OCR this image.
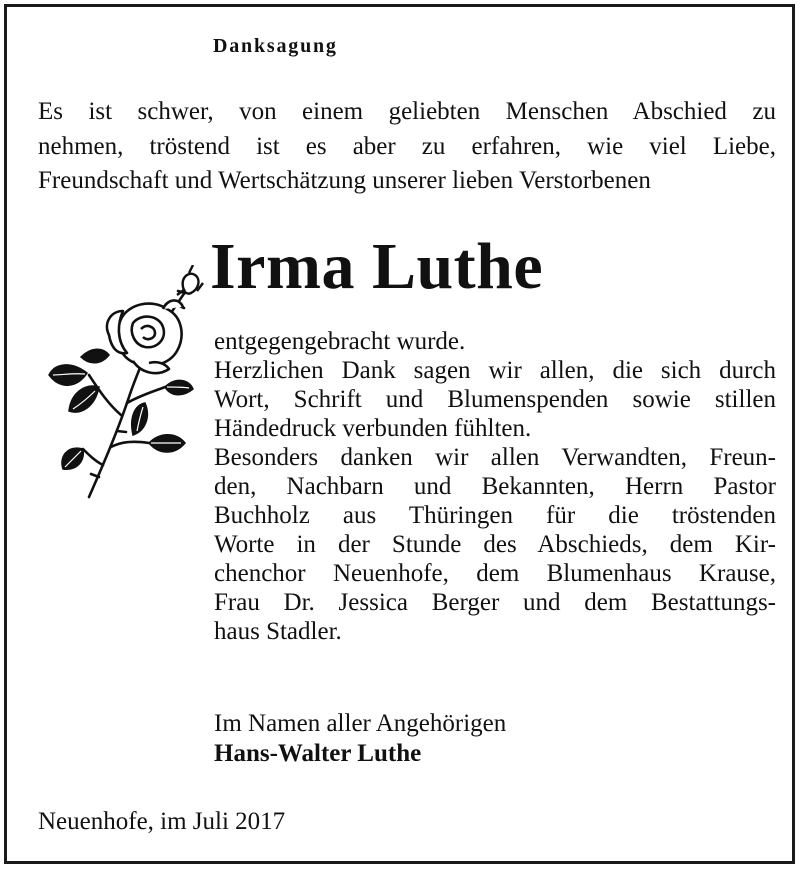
Danksagung
Es ist schwer, von einem geliebten Menschen Abschied zu
nehmen, tröstend ist es aber zu erfahren, wie viel Liebe,
Freundschaft und Wertschätzung unserer lieben Verstorbenen
Irma Luthe
entgegengebracht wurde.
Herzlichen Dank sagen wir allen, die sich durch
Wort, Schrift und Blumenspenden sowie stillen
Händedruck verbunden fühlten.
Besonders danken wir allen Verwandten, Freun-
den, Nachbarn und Bekannten, Herrn Pastor
Buchholz aus Thüringen für die tröstenden
Worte in der Stunde des Abschieds, dem Kir-
chenchor Neuenhofe, dem Blumenhaus Krause,
Frau Dr. Jessica Berger und dem Bestattungs-
haus Stadler.
Im Namen aller Angehörigen
Hans-Walter Luthe
Neuenhofe, im Juli 2017
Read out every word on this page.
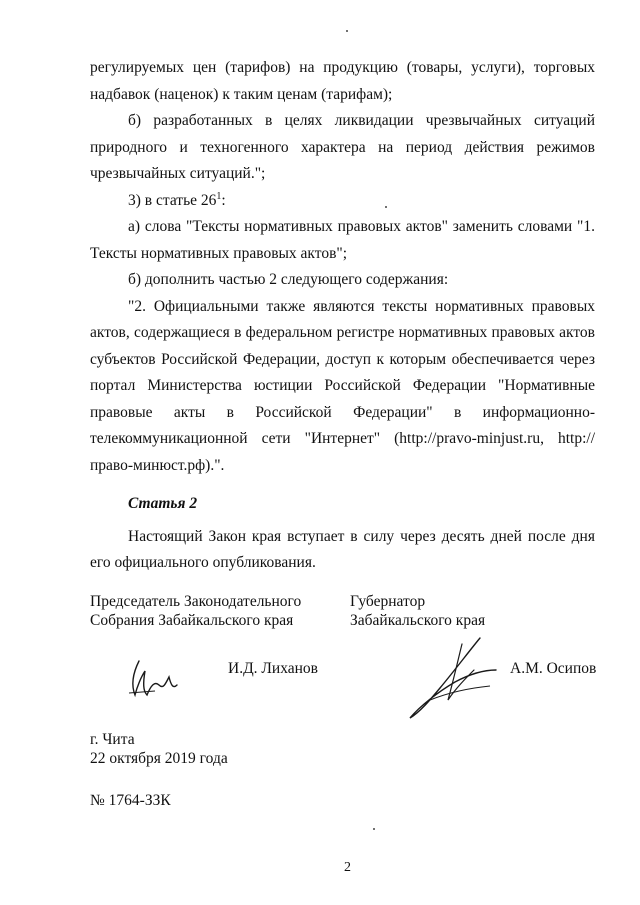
регулируемых цен (тарифов) на продукцию (товары, услуги), торговых надбавок (наценок) к таким ценам (тарифам);

б) разработанных в целях ликвидации чрезвычайных ситуаций природного и техногенного характера на период действия режимов чрезвычайных ситуаций.";

3) в статье $26^1$:

а) слова "Тексты нормативных правовых актов" заменить словами "1. Тексты нормативных правовых актов";

б) дополнить частью 2 следующего содержания:

"2. Официальными также являются тексты нормативных правовых актов, содержащиеся в федеральном регистре нормативных правовых актов субъектов Российской Федерации, доступ к которым обеспечивается через портал Министерства юстиции Российской Федерации "Нормативные правовые акты в Российской Федерации" в информационно-телекоммуникационной сети "Интернет" (http://pravo-minjust.ru, http://право-минюст.рф).".

Статья 2

Настоящий Закон края вступает в силу через десять дней после дня его официального опубликования.

Председатель Законодательного
Собрания Забайкальского края
Губернатор
Забайкальского края
И.Д. Лиханов	А.М. Осипов
г. Чита
22 октября 2019 года
№ 1764-ЗЗК
2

▶ [INSTRUCTION] Output the entries above exactly. Drop the pictures.

▶ [THE RESULT]
OCR this image.
Danksagung
Es ist schwer, von einem geliebten Menschen Abschied zu
nehmen, tröstend ist es aber zu erfahren, wie viel Liebe,
Freundschaft und Wertschätzung unserer lieben Verstorbenen
Irma Luthe
entgegengebracht wurde.
Herzlichen Dank sagen wir allen, die sich durch
Wort, Schrift und Blumenspenden sowie stillen
Händedruck verbunden fühlten.
Besonders danken wir allen Verwandten, Freun-
den, Nachbarn und Bekannten, Herrn Pastor
Buchholz aus Thüringen für die tröstenden
Worte in der Stunde des Abschieds, dem Kir-
chenchor Neuenhofe, dem Blumenhaus Krause,
Frau Dr. Jessica Berger und dem Bestattungs-
haus Stadler.
Im Namen aller Angehörigen
Hans-Walter Luthe
Neuenhofe, im Juli 2017
Read out every word on this page.
регулируемых цен (тарифов) на продукцию (товары, услуги), торговых надбавок (наценок) к таким ценам (тарифам);

б) разработанных в целях ликвидации чрезвычайных ситуаций природного и техногенного характера на период действия режимов чрезвычайных ситуаций.";

3) в статье $26^1$:

а) слова "Тексты нормативных правовых актов" заменить словами "1. Тексты нормативных правовых актов";

б) дополнить частью 2 следующего содержания:

"2. Официальными также являются тексты нормативных правовых актов, содержащиеся в федеральном регистре нормативных правовых актов субъектов Российской Федерации, доступ к которым обеспечивается через портал Министерства юстиции Российской Федерации "Нормативные правовые акты в Российской Федерации" в информационно-телекоммуникационной сети "Интернет" (http://pravo-minjust.ru, http://право-минюст.рф).".

Статья 2

Настоящий Закон края вступает в силу через десять дней после дня его официального опубликования.

Председатель Законодательного
Собрания Забайкальского края
Губернатор
Забайкальского края
И.Д. Лиханов	А.М. Осипов
г. Чита
22 октября 2019 года
№ 1764-ЗЗК
2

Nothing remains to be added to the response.